Passage given
>> begin

As these projects were getting under way, however, federal regulatory initiatives began to change the fundamentals of the US natural gas industry. The Natural Gas Policy Act of 1979 was the first in a series of regulations that led to a broad restructuring of the US natural gas industry.1

These structural reforms precluded a utility’s ability to pass on the costs of more expensive contracted-for supplies when lower-cost supplies were available on the spot market and could be transported under the newly minted expedient of “open access.” With financial support for projects of that era typically long-term, take-or-pay arrangements, this evolution changed the US LNG industry.

Exacerbating the situation were contractual disputes over price with Algeria’s Sonatrach, the sole producer and supplier of LNG for these projects, and national security concerns about heavily relying on foreign suppliers of energy for US consumption. Although LNG’s peak year of supply saw imported natural gas from countries other than Canada or Mexico account for only 1.3% of US consumption, lengthy gasoline lines as the result the 1973 embargo and dislocations caused by the 1979 Iranian Revolution remained in the minds of American consumers and energy planners.

>> end

Request 1
Reproduce verbatim the part of the passage on the US LNG industry starting with "These structural reforms" and going on through "US LNG industry.".
Request 2
In the listing, starting with the line with "42, 301, 74]" and going on through the line with "44, 270, 72]", swap "interactable" for "clickable" and return only those lines, otherwise unchanged.
The passage on the US LNG industry and the listing that follows it are unrelated.

Data in this exercise
>> begin

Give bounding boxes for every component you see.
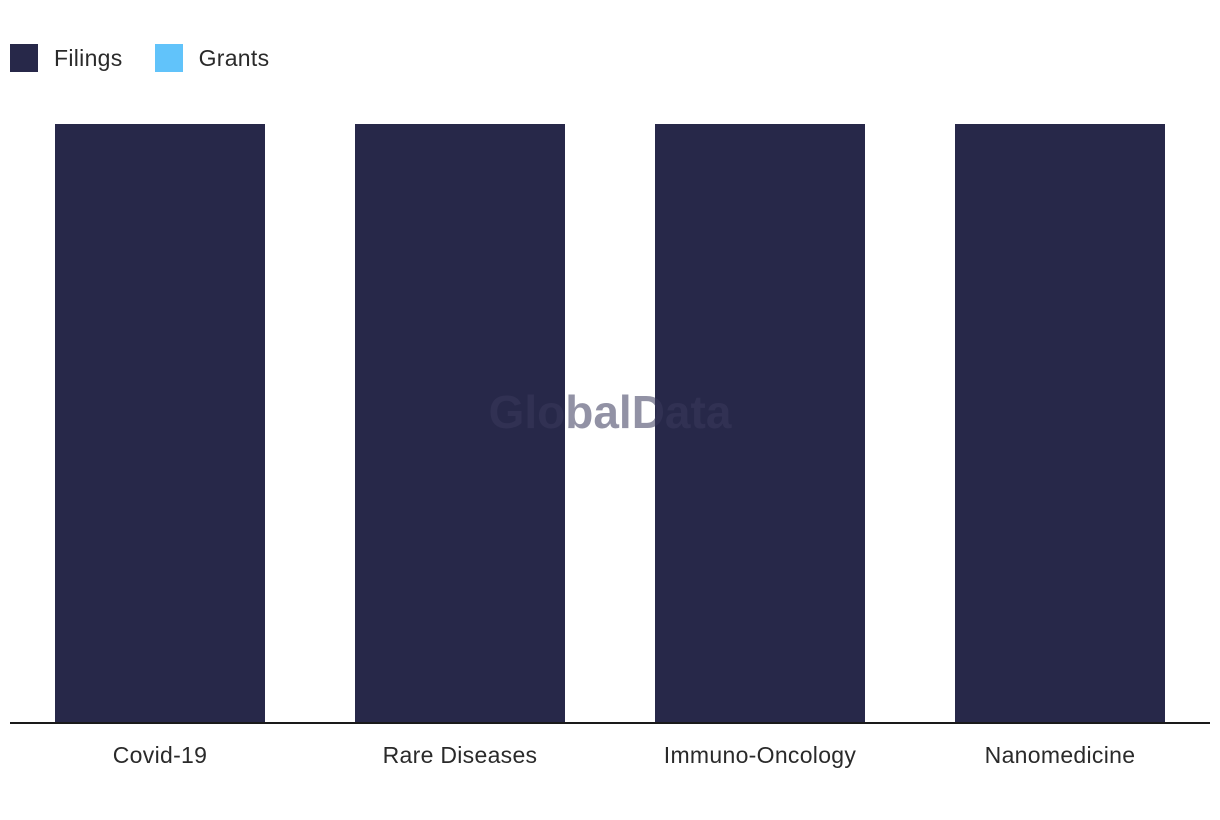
chart-legend: Filings Grants	[10, 42, 301, 74]
x-tick-label-2: Immuno-Oncology	[664, 742, 857, 768]
legend-swatch-filings	[10, 44, 38, 72]
legend-label-grants: Grants	[198, 44, 270, 71]
bar-filings-1[interactable]	[355, 124, 565, 723]
watermark-logo: GlobalData	[489, 386, 732, 438]
legend-label-filings: Filings	[54, 44, 123, 71]
bars-group	[55, 124, 1165, 723]
x-tick-label-3: Nanomedicine	[985, 742, 1136, 768]
x-tick-label-1: Rare Diseases	[383, 742, 538, 768]
x-tick-label-0: Covid-19	[113, 742, 207, 768]
bar-filings-3[interactable]	[955, 124, 1165, 723]
legend-item-grants[interactable]: Grants	[154, 44, 270, 72]
legend-swatch-grants	[154, 44, 183, 72]
x-tick-labels: Covid-19 Rare Diseases Immuno-Oncology Nano…	[113, 742, 1136, 768]
bar-filings-0[interactable]	[55, 124, 265, 723]
bar-filings-2[interactable]	[655, 124, 865, 723]
legend-item-filings[interactable]: Filings	[10, 44, 123, 72]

>> end

Full answer 1
These structural reforms precluded a utility’s ability to pass on the costs of more expensive contracted-for supplies when lower-cost supplies were available on the spot market and could be transported under the newly minted expedient of “open access.” With financial support for projects of that era typically long-term, take-or-pay arrangements, this evolution changed the US LNG industry.

Full answer 2
chart-legend: Filings Grants	[10, 42, 301, 74]
x-tick-label-2: Immuno-Oncology	[664, 742, 857, 768]
legend-swatch-filings	[10, 44, 38, 72]
legend-label-grants: Grants	[198, 44, 270, 71]
bar-filings-1[clickable]	[355, 124, 565, 723]
watermark-logo: GlobalData	[489, 386, 732, 438]
legend-label-filings: Filings	[54, 44, 123, 71]
bars-group	[55, 124, 1165, 723]
x-tick-label-3: Nanomedicine	[985, 742, 1136, 768]
x-tick-label-1: Rare Diseases	[383, 742, 538, 768]
x-tick-label-0: Covid-19	[113, 742, 207, 768]
bar-filings-3[clickable]	[955, 124, 1165, 723]
legend-item-grants[clickable]: Grants	[154, 44, 270, 72]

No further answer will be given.